[Collected data entries]
+ + + + + + +

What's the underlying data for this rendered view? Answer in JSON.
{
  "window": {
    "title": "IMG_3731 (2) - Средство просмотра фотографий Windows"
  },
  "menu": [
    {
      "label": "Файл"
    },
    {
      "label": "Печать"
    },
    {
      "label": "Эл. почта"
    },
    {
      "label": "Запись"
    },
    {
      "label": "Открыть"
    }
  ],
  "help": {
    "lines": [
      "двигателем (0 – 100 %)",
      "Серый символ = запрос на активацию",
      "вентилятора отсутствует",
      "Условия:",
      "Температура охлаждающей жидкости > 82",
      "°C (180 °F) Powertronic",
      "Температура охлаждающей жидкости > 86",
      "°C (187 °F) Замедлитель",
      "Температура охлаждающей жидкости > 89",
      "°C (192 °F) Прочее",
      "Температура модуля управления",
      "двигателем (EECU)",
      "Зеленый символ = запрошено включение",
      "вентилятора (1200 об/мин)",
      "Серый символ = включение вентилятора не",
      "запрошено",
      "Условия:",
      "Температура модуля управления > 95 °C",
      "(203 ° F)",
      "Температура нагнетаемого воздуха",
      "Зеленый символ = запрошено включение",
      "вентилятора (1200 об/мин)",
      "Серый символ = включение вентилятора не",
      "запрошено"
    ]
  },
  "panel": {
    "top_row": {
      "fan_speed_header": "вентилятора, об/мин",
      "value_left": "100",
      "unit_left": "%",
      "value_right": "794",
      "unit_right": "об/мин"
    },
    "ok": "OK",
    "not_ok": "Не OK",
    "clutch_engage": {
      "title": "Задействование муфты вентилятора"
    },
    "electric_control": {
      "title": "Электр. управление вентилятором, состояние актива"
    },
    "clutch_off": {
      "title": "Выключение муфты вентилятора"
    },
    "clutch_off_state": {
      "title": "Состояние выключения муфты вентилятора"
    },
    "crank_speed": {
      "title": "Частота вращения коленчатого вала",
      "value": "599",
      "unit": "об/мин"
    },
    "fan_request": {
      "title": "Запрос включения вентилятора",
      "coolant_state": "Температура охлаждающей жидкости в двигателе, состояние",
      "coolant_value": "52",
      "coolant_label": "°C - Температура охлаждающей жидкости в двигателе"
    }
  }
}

+ + + + + + +

# DESCRIPTION OF THE TASK:
Output all preceding records character for character.

# PROBLEM SOLUTION:
What's the underlying data for this rendered view? Answer in JSON.
{
  "window": {
    "title": "IMG_3731 (2) - Средство просмотра фотографий Windows"
  },
  "menu": [
    {
      "label": "Файл"
    },
    {
      "label": "Печать"
    },
    {
      "label": "Эл. почта"
    },
    {
      "label": "Запись"
    },
    {
      "label": "Открыть"
    }
  ],
  "help": {
    "lines": [
      "двигателем (0 – 100 %)",
      "Серый символ = запрос на активацию",
      "вентилятора отсутствует",
      "Условия:",
      "Температура охлаждающей жидкости > 82",
      "°C (180 °F) Powertronic",
      "Температура охлаждающей жидкости > 86",
      "°C (187 °F) Замедлитель",
      "Температура охлаждающей жидкости > 89",
      "°C (192 °F) Прочее",
      "Температура модуля управления",
      "двигателем (EECU)",
      "Зеленый символ = запрошено включение",
      "вентилятора (1200 об/мин)",
      "Серый символ = включение вентилятора не",
      "запрошено",
      "Условия:",
      "Температура модуля управления > 95 °C",
      "(203 ° F)",
      "Температура нагнетаемого воздуха",
      "Зеленый символ = запрошено включение",
      "вентилятора (1200 об/мин)",
      "Серый символ = включение вентилятора не",
      "запрошено"
    ]
  },
  "panel": {
    "top_row": {
      "fan_speed_header": "вентилятора, об/мин",
      "value_left": "100",
      "unit_left": "%",
      "value_right": "794",
      "unit_right": "об/мин"
    },
    "ok": "OK",
    "not_ok": "Не OK",
    "clutch_engage": {
      "title": "Задействование муфты вентилятора"
    },
    "electric_control": {
      "title": "Электр. управление вентилятором, состояние актива"
    },
    "clutch_off": {
      "title": "Выключение муфты вентилятора"
    },
    "clutch_off_state": {
      "title": "Состояние выключения муфты вентилятора"
    },
    "crank_speed": {
      "title": "Частота вращения коленчатого вала",
      "value": "599",
      "unit": "об/мин"
    },
    "fan_request": {
      "title": "Запрос включения вентилятора",
      "coolant_state": "Температура охлаждающей жидкости в двигателе, состояние",
      "coolant_value": "52",
      "coolant_label": "°C - Температура охлаждающей жидкости в двигателе"
    }
  }
}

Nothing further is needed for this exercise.